__Written exercise__: Single out the lines that include the word "всего". Copy them.

__Exercise data__:
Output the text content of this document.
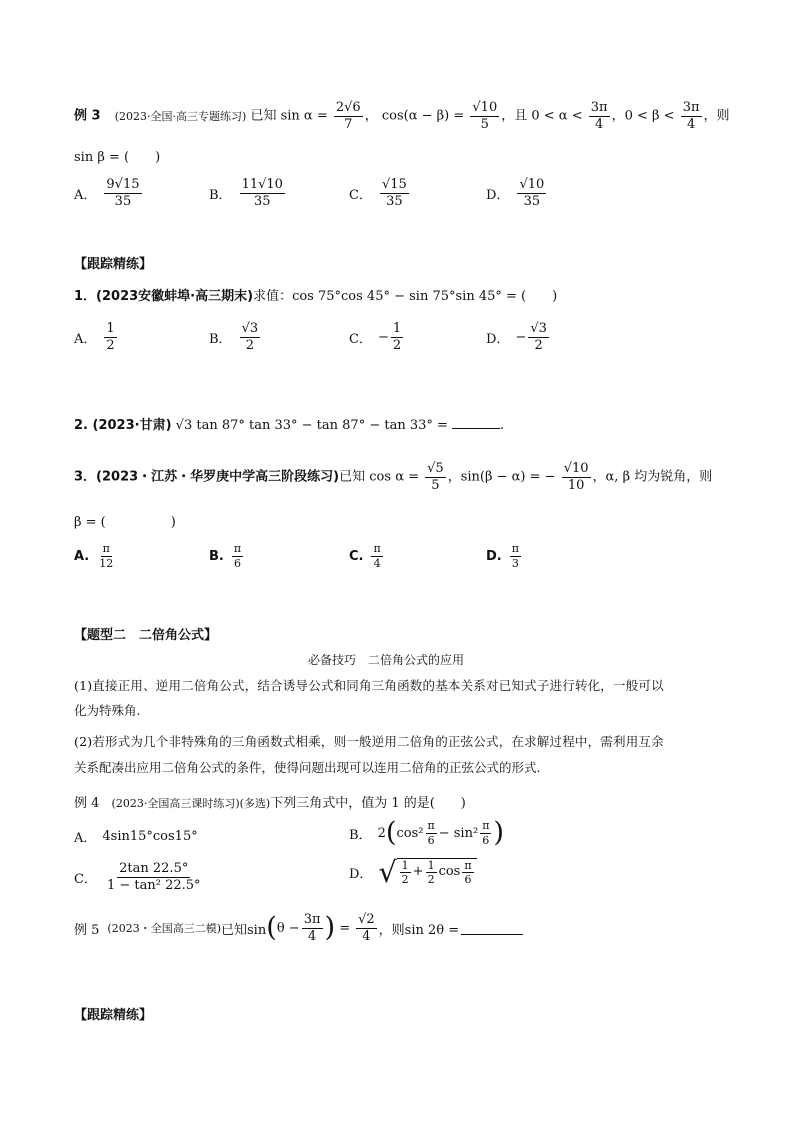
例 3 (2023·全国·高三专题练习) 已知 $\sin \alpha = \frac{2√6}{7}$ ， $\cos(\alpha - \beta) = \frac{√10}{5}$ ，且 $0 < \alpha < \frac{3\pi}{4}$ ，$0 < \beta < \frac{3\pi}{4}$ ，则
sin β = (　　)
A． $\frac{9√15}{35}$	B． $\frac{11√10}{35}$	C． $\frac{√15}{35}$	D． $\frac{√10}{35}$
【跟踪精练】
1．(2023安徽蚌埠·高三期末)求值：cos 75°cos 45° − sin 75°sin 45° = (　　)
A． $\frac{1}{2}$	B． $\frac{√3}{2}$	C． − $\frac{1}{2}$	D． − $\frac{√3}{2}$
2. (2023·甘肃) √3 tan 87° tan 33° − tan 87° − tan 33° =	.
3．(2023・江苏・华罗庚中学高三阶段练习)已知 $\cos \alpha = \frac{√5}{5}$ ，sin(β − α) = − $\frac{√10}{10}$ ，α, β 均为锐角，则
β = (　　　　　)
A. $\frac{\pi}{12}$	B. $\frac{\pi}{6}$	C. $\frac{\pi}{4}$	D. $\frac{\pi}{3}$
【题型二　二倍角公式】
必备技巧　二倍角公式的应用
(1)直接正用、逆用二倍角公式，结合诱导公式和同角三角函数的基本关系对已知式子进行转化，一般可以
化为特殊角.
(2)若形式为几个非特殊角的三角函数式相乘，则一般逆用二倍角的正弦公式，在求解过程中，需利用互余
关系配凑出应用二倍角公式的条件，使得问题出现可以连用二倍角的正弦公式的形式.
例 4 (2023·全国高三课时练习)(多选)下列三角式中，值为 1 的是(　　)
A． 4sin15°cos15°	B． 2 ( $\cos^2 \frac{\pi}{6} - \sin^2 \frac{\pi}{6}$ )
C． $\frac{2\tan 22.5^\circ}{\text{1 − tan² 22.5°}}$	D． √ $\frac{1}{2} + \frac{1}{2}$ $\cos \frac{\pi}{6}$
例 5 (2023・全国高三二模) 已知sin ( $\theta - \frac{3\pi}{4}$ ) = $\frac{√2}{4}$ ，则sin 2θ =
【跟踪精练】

* * *

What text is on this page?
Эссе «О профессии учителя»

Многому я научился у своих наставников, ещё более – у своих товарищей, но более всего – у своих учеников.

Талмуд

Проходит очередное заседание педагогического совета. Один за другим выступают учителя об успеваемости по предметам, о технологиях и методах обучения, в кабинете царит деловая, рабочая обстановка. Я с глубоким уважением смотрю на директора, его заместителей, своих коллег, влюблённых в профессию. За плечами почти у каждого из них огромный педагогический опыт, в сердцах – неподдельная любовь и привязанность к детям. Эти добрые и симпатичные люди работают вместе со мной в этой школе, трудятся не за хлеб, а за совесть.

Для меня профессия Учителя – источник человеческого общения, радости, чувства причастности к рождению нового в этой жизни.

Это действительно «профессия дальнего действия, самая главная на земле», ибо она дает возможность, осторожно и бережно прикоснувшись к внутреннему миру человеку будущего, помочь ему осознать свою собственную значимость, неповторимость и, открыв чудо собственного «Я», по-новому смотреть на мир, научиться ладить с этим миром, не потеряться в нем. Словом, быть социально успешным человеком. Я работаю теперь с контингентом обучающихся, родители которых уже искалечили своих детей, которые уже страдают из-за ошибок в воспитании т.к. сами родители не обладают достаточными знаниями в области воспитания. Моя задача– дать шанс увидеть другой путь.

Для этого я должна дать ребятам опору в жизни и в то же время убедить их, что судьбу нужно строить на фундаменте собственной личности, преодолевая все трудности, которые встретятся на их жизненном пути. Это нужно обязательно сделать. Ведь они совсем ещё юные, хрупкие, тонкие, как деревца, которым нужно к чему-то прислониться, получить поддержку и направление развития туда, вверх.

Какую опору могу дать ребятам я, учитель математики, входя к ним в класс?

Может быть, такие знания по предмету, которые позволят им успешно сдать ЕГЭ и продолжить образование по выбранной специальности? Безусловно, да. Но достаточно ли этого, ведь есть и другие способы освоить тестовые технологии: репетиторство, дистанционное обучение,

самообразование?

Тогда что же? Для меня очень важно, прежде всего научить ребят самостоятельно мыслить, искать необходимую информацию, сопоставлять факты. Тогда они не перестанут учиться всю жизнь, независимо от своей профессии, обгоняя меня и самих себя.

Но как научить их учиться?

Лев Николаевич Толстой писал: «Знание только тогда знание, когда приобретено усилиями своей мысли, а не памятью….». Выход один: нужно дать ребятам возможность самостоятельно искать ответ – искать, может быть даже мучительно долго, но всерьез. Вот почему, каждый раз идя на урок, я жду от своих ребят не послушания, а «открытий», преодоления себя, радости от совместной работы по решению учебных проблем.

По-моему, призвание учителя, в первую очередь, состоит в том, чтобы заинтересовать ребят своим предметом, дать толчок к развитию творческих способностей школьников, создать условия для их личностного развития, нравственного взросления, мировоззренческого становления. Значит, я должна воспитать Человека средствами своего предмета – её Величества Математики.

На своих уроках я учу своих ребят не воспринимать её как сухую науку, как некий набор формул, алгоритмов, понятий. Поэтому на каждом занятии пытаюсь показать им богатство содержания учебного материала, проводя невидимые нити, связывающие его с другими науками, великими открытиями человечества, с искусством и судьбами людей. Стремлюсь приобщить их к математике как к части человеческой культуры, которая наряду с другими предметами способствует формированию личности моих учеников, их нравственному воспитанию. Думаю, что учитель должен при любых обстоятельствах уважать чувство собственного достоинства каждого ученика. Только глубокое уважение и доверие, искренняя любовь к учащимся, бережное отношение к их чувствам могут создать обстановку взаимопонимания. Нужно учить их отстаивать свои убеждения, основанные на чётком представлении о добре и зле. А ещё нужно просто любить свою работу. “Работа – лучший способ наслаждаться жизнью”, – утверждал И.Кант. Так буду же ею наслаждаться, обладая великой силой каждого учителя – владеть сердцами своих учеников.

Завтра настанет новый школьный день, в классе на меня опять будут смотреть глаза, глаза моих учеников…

__Expected answer__:
Многому я научился у своих наставников, ещё более – у своих товарищей, но более всего – у своих учеников.
Тогда что же? Для меня очень важно, прежде всего научить ребят самостоятельно мыслить, искать необходимую информацию, сопоставлять факты. Тогда они не перестанут учиться всю жизнь, независимо от своей профессии, обгоняя меня и самих себя.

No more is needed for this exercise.